[WHAT THE EXERCISE ASKS] Output every record below exactly as it appears.
---*---
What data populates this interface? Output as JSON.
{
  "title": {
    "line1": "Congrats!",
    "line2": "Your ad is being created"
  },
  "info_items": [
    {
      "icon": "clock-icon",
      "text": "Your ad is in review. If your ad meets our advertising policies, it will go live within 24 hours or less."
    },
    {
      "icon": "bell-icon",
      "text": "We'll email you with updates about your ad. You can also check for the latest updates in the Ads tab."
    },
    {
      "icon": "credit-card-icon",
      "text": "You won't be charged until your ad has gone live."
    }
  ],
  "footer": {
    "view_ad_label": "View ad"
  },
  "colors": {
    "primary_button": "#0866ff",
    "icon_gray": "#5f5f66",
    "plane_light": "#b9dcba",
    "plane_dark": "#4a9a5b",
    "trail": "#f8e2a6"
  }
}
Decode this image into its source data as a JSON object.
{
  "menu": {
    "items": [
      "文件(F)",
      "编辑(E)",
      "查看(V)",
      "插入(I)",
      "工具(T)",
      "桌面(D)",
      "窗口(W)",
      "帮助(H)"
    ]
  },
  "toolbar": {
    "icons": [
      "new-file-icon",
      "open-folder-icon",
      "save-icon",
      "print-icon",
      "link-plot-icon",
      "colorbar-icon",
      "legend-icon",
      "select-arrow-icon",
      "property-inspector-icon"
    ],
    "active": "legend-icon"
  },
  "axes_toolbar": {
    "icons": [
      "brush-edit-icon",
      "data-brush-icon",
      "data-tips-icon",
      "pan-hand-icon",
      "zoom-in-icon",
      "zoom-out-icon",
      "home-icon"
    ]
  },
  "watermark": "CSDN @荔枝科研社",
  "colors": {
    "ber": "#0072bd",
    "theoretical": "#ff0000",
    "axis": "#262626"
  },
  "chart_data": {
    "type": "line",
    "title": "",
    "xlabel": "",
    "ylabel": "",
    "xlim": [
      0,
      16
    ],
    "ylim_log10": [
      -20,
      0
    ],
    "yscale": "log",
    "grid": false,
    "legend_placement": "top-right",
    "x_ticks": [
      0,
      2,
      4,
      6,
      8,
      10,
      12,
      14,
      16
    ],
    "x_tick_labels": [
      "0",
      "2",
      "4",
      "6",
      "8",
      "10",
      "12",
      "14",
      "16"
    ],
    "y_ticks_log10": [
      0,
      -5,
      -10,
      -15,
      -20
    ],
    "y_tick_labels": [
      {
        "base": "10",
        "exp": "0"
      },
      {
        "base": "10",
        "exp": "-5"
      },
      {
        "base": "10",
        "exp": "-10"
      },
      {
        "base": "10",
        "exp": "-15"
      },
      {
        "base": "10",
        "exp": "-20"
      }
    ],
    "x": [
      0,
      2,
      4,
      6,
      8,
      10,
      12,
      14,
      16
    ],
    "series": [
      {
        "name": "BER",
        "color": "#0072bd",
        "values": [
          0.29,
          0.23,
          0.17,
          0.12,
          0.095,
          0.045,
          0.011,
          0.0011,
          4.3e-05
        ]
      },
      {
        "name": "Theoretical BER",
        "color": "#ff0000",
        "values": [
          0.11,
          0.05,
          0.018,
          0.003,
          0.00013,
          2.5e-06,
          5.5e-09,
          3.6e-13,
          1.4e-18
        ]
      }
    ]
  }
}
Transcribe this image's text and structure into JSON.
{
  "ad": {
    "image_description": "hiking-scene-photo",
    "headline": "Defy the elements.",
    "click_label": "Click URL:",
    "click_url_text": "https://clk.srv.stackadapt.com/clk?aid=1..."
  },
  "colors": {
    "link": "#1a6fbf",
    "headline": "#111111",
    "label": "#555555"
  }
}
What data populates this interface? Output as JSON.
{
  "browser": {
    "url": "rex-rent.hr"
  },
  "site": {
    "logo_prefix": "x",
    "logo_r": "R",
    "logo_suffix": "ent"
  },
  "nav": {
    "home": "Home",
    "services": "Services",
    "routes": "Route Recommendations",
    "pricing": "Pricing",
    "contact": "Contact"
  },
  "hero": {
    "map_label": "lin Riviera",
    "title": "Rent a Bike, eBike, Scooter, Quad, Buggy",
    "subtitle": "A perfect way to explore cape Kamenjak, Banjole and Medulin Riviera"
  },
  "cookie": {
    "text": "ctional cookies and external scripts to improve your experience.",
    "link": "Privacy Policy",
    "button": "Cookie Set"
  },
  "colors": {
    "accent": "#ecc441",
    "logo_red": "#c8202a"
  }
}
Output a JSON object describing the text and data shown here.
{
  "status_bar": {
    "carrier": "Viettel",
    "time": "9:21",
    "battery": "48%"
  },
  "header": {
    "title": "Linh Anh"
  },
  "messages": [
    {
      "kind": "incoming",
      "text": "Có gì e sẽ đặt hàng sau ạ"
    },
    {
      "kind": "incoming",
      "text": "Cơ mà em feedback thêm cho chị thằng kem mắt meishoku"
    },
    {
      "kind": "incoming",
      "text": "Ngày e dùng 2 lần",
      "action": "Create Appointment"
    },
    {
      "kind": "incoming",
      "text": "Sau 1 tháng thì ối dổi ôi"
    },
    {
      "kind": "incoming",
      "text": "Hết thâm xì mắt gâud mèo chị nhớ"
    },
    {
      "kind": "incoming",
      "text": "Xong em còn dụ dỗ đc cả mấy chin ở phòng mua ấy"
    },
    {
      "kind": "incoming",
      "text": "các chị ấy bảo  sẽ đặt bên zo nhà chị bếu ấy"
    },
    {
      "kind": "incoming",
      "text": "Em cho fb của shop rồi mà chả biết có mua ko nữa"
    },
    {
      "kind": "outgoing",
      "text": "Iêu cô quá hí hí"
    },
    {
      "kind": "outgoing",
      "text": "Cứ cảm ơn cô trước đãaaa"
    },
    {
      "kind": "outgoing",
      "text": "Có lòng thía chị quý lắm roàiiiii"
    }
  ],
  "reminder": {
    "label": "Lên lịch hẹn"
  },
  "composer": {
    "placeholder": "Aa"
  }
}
---*---
[EXERCISE SOLUTION]
What data populates this interface? Output as JSON.
{
  "title": {
    "line1": "Congrats!",
    "line2": "Your ad is being created"
  },
  "info_items": [
    {
      "icon": "clock-icon",
      "text": "Your ad is in review. If your ad meets our advertising policies, it will go live within 24 hours or less."
    },
    {
      "icon": "bell-icon",
      "text": "We'll email you with updates about your ad. You can also check for the latest updates in the Ads tab."
    },
    {
      "icon": "credit-card-icon",
      "text": "You won't be charged until your ad has gone live."
    }
  ],
  "footer": {
    "view_ad_label": "View ad"
  },
  "colors": {
    "primary_button": "#0866ff",
    "icon_gray": "#5f5f66",
    "plane_light": "#b9dcba",
    "plane_dark": "#4a9a5b",
    "trail": "#f8e2a6"
  }
}
Decode this image into its source data as a JSON object.
{
  "menu": {
    "items": [
      "文件(F)",
      "编辑(E)",
      "查看(V)",
      "插入(I)",
      "工具(T)",
      "桌面(D)",
      "窗口(W)",
      "帮助(H)"
    ]
  },
  "toolbar": {
    "icons": [
      "new-file-icon",
      "open-folder-icon",
      "save-icon",
      "print-icon",
      "link-plot-icon",
      "colorbar-icon",
      "legend-icon",
      "select-arrow-icon",
      "property-inspector-icon"
    ],
    "active": "legend-icon"
  },
  "axes_toolbar": {
    "icons": [
      "brush-edit-icon",
      "data-brush-icon",
      "data-tips-icon",
      "pan-hand-icon",
      "zoom-in-icon",
      "zoom-out-icon",
      "home-icon"
    ]
  },
  "watermark": "CSDN @荔枝科研社",
  "colors": {
    "ber": "#0072bd",
    "theoretical": "#ff0000",
    "axis": "#262626"
  },
  "chart_data": {
    "type": "line",
    "title": "",
    "xlabel": "",
    "ylabel": "",
    "xlim": [
      0,
      16
    ],
    "ylim_log10": [
      -20,
      0
    ],
    "yscale": "log",
    "grid": false,
    "legend_placement": "top-right",
    "x_ticks": [
      0,
      2,
      4,
      6,
      8,
      10,
      12,
      14,
      16
    ],
    "x_tick_labels": [
      "0",
      "2",
      "4",
      "6",
      "8",
      "10",
      "12",
      "14",
      "16"
    ],
    "y_ticks_log10": [
      0,
      -5,
      -10,
      -15,
      -20
    ],
    "y_tick_labels": [
      {
        "base": "10",
        "exp": "0"
      },
      {
        "base": "10",
        "exp": "-5"
      },
      {
        "base": "10",
        "exp": "-10"
      },
      {
        "base": "10",
        "exp": "-15"
      },
      {
        "base": "10",
        "exp": "-20"
      }
    ],
    "x": [
      0,
      2,
      4,
      6,
      8,
      10,
      12,
      14,
      16
    ],
    "series": [
      {
        "name": "BER",
        "color": "#0072bd",
        "values": [
          0.29,
          0.23,
          0.17,
          0.12,
          0.095,
          0.045,
          0.011,
          0.0011,
          4.3e-05
        ]
      },
      {
        "name": "Theoretical BER",
        "color": "#ff0000",
        "values": [
          0.11,
          0.05,
          0.018,
          0.003,
          0.00013,
          2.5e-06,
          5.5e-09,
          3.6e-13,
          1.4e-18
        ]
      }
    ]
  }
}
Transcribe this image's text and structure into JSON.
{
  "ad": {
    "image_description": "hiking-scene-photo",
    "headline": "Defy the elements.",
    "click_label": "Click URL:",
    "click_url_text": "https://clk.srv.stackadapt.com/clk?aid=1..."
  },
  "colors": {
    "link": "#1a6fbf",
    "headline": "#111111",
    "label": "#555555"
  }
}
What data populates this interface? Output as JSON.
{
  "browser": {
    "url": "rex-rent.hr"
  },
  "site": {
    "logo_prefix": "x",
    "logo_r": "R",
    "logo_suffix": "ent"
  },
  "nav": {
    "home": "Home",
    "services": "Services",
    "routes": "Route Recommendations",
    "pricing": "Pricing",
    "contact": "Contact"
  },
  "hero": {
    "map_label": "lin Riviera",
    "title": "Rent a Bike, eBike, Scooter, Quad, Buggy",
    "subtitle": "A perfect way to explore cape Kamenjak, Banjole and Medulin Riviera"
  },
  "cookie": {
    "text": "ctional cookies and external scripts to improve your experience.",
    "link": "Privacy Policy",
    "button": "Cookie Set"
  },
  "colors": {
    "accent": "#ecc441",
    "logo_red": "#c8202a"
  }
}
Output a JSON object describing the text and data shown here.
{
  "status_bar": {
    "carrier": "Viettel",
    "time": "9:21",
    "battery": "48%"
  },
  "header": {
    "title": "Linh Anh"
  },
  "messages": [
    {
      "kind": "incoming",
      "text": "Có gì e sẽ đặt hàng sau ạ"
    },
    {
      "kind": "incoming",
      "text": "Cơ mà em feedback thêm cho chị thằng kem mắt meishoku"
    },
    {
      "kind": "incoming",
      "text": "Ngày e dùng 2 lần",
      "action": "Create Appointment"
    },
    {
      "kind": "incoming",
      "text": "Sau 1 tháng thì ối dổi ôi"
    },
    {
      "kind": "incoming",
      "text": "Hết thâm xì mắt gâud mèo chị nhớ"
    },
    {
      "kind": "incoming",
      "text": "Xong em còn dụ dỗ đc cả mấy chin ở phòng mua ấy"
    },
    {
      "kind": "incoming",
      "text": "các chị ấy bảo  sẽ đặt bên zo nhà chị bếu ấy"
    },
    {
      "kind": "incoming",
      "text": "Em cho fb của shop rồi mà chả biết có mua ko nữa"
    },
    {
      "kind": "outgoing",
      "text": "Iêu cô quá hí hí"
    },
    {
      "kind": "outgoing",
      "text": "Cứ cảm ơn cô trước đãaaa"
    },
    {
      "kind": "outgoing",
      "text": "Có lòng thía chị quý lắm roàiiiii"
    }
  ],
  "reminder": {
    "label": "Lên lịch hẹn"
  },
  "composer": {
    "placeholder": "Aa"
  }
}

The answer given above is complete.